#### Consigne donnée 1:
Convertis en une liste JSON de chaînes, à raison d'une chaîne par ligne et sans les lignes vides, le passage des enregistrements qui va de leur début jusqu'à la ligne contenant "chart-title: 复权单位净值增长率 (673, 9, 926, 42)", celle-ci comprise.

#### Extrait source:
※ ※ ※

Magazine Journal intime

Brèves d’un site de rencontres : de la rencontre boum boum à la rencontre foireuse, y’a qu’un pas

Publié le 28 mai 2012 par Anaïs Valente

Il me dit « oooooh, tu veux aller au ciné voir ce film, attends, on va y aller ensemble, ça serait cool non ? ».  Alors je ne vais pas au ciné, j’attends le week-end suivant, pour qu’il m’accompagne, ça sera trop cool trop chouette trop génial trop sympa.

On discute depuis quelques jours et c’est agréable.  Pas de gros sous-entendus lubriques, pas de messages phonétiques incompréhensibles, pas de discussions qui tournent court après trois mots passqu’on n’a rien à se dire, pas de questions bateau genre « pourkwaaaa t’es célibataire ? »  On a plein de goûts communs, même que c’en est stupéfiant d’aimer autant les mêmes choses, la discussion va bon train, sur tous les sujets, du plus comique au plus dramatique.  En attendant notre séance ciné, chaque soir, nous bavardons durant plus de trois heures.  Cela devient presque un rituel.  Un rendez-vous attendu impatiemment.

Le jour venu, comme convenu, je lui envoie le modus operandi de notre rencontre.  Heure, endroit, et patati et patata.  Je demande confirmation de sa part, pour être sûre.

Il ne me répond pas de toute la journée, mais je ne me formalise pas, malgré un léger mauvais pressentiment, que je mets sur le compte de mon pessimisme aigu.  Et puis c’est prévu de longue date, ce rendez-vous, même s’il a été reporté de 24 heures, because la distraction du monsieur (là le mauvais pressentiment revient à la vitesse d’un train Namur-Dinant quand les voies sont pas encombrées par des trains toxiques).

※ ※ ※

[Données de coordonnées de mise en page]

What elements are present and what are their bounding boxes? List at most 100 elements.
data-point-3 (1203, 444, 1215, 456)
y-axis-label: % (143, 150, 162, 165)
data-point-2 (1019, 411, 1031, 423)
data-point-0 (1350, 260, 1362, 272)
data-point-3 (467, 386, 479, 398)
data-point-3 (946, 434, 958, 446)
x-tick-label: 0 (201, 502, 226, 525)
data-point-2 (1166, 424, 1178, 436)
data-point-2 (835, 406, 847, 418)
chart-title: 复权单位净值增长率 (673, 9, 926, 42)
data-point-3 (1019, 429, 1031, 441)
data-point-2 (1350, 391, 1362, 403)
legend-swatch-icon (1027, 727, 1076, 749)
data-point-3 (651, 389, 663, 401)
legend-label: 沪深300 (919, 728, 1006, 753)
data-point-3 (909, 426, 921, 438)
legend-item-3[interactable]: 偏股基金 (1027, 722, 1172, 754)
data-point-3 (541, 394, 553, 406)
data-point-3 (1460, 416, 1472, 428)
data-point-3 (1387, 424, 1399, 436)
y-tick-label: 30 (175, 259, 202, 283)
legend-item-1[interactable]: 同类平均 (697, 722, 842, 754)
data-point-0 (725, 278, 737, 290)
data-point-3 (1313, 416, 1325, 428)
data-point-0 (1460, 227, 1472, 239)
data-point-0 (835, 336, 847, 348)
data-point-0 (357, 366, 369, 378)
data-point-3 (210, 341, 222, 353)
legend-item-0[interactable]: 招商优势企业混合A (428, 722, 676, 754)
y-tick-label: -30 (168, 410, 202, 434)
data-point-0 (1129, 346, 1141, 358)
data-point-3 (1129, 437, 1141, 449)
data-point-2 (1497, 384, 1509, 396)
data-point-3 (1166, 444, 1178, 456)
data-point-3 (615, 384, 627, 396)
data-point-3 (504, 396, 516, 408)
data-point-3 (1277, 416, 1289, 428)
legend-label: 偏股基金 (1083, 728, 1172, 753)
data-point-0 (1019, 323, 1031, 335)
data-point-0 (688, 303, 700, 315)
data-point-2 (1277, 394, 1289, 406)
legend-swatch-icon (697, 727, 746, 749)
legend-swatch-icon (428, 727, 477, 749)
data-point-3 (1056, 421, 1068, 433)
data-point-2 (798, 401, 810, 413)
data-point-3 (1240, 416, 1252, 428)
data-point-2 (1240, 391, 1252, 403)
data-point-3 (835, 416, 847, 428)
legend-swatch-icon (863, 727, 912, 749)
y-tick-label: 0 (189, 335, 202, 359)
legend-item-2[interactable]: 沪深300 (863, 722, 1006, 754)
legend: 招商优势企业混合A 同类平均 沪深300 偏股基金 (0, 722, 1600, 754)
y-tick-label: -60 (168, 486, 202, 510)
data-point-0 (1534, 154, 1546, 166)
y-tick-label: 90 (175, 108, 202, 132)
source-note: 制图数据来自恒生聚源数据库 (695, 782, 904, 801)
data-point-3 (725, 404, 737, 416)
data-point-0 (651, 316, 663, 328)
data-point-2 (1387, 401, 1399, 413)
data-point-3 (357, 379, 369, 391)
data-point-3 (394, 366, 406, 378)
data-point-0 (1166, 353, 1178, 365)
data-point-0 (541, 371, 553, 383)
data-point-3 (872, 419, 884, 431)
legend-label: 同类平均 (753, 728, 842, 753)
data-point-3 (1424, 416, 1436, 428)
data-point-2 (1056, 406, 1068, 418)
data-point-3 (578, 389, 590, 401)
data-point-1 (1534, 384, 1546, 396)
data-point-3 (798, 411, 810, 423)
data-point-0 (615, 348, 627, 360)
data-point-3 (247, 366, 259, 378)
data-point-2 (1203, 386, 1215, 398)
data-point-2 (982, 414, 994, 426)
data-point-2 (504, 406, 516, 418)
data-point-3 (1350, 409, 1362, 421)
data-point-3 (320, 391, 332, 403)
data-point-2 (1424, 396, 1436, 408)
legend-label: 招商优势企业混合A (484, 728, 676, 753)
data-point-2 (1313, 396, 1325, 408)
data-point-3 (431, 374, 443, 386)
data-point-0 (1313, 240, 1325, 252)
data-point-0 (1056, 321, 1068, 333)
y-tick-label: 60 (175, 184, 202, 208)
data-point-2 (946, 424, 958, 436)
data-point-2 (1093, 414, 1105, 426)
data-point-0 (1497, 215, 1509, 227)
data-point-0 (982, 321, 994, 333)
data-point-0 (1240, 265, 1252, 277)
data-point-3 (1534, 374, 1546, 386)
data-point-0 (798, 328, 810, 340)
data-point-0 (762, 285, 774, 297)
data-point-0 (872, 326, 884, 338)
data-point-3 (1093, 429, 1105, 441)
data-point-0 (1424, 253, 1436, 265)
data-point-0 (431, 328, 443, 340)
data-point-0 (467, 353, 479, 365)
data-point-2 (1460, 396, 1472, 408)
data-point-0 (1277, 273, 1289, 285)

※ ※ ※

#### Consigne donnée 2:
Poursuis le récit du rendez-vous pris sur un site de rencontres à partir de l'endroit où il s'interrompt.

#### Réponse à l'exercice 1:
[
  "What elements are present and what are their bounding boxes? List at most 100 elements.",
  "data-point-3 (1203, 444, 1215, 456)",
  "y-axis-label: % (143, 150, 162, 165)",
  "data-point-2 (1019, 411, 1031, 423)",
  "data-point-0 (1350, 260, 1362, 272)",
  "data-point-3 (467, 386, 479, 398)",
  "data-point-3 (946, 434, 958, 446)",
  "x-tick-label: 0 (201, 502, 226, 525)",
  "data-point-2 (1166, 424, 1178, 436)",
  "data-point-2 (835, 406, 847, 418)",
  "chart-title: 复权单位净值增长率 (673, 9, 926, 42)"
]

#### Réponse à l'exercice 2:
Une heure avant l’heure, je me prépare un chouia, histoire d’être potable pour la rencontre du siècle.  Et vous le savez, la préparation d’un rendez-vous est complexe : choix des fringues, être à l’aise sans avoir l’air d’être en pyjama, maquillage ou pas, juste milieu entre « négligé » et « voiture volée », soupçon de parfum, chaussures confortables (pour sexy, on repassera, vu que les talons ne sont pas mes amis, j’ai pas de shoes sexy), discipliner ces cheveux que je rêve raides mais qui sont rebelles, vérifier dix fois dans la glace que je n’ai pas un brin de ciboulette entre les incisives, vérifier dix fois dans la glace que j’ai pas l’air d’un bonhomme michelin, vérifier dix fois dans la glace que l’étiquette de mon top ne dépasse pas, vérifier dix fois dans la glace que, que, et encore que…

Sans compter que j’ai un peu aspiré, un peu nettoyé, pour le cas où il viendrait boire un dernier verre chez moi après le feu d’artifice (nan, pas pour voir mes estampes japonaises, j’ai dit boire un verre).  Et puis j’ai mis du vin au frigo.  Et préparé une fritata et des financiers aux framboises, pas vraiment pour l’occasion, faut pas pousser bobonne dans les orties surtout quand elle n’a pas de culotte, mais ça pourra servir si on a une petite faim en fin de soirée.  Je sais, chuis une parfaite petite femme au foyer, on me le dit toujours, ordonnée, bonne cuisinière, bonne ménagère, bonne à marier, et tout et tout.

Une fois fin prête,  je retourne au salon, attendre mon prince charmant.

Oups, un appel en attente. 

Emanant de son numéro.

Et un message.

Une voix féminine.

Argh, voilà, je m’en doutais, c’était trop beau pour être vrai, il est marié et sa femme hystérique a repéré son manège et va me passer un savon.

Ou alors c’est sa mère qui veut s’assurer que je suis une fille bien.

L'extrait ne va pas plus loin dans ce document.